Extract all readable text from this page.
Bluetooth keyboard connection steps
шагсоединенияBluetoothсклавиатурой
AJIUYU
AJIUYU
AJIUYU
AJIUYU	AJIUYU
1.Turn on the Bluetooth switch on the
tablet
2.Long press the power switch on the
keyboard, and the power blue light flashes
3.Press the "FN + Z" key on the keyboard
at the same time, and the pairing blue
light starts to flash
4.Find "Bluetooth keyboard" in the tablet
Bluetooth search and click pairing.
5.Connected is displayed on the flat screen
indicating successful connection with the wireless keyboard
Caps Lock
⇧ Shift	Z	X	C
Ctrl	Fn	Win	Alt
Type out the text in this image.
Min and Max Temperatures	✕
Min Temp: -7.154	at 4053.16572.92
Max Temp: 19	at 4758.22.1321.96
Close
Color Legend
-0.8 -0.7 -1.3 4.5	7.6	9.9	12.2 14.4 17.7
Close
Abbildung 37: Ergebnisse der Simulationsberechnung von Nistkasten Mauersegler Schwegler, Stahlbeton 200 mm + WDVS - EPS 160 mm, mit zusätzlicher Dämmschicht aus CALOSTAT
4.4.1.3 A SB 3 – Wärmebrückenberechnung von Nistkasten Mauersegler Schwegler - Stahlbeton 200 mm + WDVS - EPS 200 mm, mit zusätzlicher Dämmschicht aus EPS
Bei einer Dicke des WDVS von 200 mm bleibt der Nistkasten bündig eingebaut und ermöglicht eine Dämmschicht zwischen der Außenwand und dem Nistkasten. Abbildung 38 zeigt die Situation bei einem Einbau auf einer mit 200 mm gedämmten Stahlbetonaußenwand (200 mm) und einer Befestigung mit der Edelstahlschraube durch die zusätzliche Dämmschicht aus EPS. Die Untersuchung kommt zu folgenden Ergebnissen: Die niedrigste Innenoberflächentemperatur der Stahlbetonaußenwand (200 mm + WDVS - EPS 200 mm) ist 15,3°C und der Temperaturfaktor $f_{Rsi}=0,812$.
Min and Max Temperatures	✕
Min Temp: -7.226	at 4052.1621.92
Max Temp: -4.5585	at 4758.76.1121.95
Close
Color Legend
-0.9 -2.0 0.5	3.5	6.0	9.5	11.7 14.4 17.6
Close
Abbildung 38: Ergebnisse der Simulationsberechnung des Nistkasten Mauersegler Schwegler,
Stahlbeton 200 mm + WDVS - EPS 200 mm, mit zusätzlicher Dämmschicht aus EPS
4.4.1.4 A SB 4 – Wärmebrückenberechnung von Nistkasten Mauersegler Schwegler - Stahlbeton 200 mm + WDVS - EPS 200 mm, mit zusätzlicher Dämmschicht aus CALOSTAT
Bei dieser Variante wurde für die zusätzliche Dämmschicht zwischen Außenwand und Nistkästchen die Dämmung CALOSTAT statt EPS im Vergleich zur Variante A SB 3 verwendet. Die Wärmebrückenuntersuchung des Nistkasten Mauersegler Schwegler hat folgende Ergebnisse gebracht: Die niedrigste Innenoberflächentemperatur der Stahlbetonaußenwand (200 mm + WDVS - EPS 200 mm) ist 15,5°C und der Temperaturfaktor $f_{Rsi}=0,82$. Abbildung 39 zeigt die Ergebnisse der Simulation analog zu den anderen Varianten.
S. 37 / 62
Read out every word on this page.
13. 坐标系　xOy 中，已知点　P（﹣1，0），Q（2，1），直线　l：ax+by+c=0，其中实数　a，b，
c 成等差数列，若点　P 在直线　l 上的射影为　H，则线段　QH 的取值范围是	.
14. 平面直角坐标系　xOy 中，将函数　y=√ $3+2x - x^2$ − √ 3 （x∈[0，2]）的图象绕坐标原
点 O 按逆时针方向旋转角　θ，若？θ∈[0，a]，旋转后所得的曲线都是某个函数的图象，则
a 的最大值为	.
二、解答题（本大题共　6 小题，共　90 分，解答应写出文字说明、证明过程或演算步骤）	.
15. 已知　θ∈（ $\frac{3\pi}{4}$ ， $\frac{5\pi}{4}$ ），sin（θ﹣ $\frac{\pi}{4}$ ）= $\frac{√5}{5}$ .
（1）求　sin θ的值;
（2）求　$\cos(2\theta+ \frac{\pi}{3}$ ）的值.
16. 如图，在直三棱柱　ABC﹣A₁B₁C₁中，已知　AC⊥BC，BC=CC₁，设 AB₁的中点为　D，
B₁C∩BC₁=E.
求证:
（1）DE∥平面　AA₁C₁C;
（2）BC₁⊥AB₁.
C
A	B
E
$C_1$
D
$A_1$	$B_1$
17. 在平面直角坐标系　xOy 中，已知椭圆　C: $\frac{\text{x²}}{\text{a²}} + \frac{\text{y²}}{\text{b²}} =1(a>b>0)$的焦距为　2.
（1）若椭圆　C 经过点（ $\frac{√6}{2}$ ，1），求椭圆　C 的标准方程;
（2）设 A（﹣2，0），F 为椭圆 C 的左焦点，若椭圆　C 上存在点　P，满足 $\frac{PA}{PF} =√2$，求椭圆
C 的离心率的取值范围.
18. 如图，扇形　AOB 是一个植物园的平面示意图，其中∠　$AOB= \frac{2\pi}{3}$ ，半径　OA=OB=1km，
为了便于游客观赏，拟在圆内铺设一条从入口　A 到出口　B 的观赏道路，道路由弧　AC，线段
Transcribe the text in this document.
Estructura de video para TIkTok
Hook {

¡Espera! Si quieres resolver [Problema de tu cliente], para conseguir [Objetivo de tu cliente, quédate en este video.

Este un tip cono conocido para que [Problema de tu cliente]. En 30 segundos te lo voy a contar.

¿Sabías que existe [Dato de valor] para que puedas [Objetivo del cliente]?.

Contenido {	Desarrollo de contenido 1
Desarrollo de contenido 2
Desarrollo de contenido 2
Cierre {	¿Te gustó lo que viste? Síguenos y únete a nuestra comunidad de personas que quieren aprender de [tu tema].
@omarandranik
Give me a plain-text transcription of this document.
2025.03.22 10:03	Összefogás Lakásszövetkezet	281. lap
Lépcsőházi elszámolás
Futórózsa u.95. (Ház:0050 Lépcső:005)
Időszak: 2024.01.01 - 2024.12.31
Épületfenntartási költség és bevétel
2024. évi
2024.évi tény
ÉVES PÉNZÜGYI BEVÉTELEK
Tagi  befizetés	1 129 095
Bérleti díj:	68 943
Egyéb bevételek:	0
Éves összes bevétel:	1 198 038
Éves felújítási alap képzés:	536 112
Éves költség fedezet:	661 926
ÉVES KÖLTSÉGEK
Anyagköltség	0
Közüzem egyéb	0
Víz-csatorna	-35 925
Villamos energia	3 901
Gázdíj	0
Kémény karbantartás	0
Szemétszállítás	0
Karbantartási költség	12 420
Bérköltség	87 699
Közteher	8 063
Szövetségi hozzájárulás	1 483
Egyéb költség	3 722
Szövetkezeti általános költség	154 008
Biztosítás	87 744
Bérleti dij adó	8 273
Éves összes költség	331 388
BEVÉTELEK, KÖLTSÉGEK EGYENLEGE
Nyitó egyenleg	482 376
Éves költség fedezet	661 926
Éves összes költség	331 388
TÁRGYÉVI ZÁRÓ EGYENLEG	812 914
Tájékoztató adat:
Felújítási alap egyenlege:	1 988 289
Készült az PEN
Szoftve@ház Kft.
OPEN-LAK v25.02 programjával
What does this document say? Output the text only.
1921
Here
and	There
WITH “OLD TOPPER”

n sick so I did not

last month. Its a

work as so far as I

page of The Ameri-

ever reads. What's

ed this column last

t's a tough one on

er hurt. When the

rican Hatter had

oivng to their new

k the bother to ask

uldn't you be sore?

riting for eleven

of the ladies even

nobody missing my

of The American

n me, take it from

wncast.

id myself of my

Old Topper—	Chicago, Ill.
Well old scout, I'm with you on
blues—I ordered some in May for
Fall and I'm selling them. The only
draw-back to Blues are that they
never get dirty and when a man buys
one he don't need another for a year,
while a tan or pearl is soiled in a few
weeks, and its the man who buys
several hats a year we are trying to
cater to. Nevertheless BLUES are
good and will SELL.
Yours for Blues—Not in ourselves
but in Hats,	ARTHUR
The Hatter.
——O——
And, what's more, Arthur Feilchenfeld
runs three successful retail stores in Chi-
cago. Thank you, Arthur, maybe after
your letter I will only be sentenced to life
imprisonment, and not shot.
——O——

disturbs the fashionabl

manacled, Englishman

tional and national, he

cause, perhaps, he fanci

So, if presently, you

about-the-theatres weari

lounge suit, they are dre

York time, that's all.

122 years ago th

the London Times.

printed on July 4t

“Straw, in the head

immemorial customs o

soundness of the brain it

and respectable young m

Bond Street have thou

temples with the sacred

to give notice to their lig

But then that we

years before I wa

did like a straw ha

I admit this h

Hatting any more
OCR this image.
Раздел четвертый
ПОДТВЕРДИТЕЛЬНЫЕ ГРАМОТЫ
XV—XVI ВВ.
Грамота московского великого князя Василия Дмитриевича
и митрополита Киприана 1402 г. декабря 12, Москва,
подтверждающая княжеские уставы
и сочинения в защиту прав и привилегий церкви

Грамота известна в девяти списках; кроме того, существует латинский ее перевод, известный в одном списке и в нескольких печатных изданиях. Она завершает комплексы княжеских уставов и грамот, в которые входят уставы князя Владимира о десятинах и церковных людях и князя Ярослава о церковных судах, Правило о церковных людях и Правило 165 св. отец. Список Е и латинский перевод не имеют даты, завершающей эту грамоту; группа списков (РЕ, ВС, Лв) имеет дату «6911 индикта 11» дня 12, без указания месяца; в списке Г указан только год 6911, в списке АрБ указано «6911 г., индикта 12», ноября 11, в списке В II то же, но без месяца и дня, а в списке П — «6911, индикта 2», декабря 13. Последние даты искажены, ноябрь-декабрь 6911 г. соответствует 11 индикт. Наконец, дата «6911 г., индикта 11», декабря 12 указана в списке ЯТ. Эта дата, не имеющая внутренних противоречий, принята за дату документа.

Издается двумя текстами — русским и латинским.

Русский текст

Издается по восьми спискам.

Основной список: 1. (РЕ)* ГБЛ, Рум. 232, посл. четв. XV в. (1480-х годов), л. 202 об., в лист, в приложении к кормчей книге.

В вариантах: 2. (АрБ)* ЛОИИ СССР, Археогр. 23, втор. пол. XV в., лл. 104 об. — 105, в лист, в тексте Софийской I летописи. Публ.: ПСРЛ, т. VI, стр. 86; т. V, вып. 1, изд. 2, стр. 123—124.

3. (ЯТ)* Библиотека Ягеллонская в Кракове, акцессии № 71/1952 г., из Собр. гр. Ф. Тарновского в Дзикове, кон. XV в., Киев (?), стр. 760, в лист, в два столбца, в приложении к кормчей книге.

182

Exercise instructions: How many lines in the records above hold the word "more"? Give only the number.

Final result: 2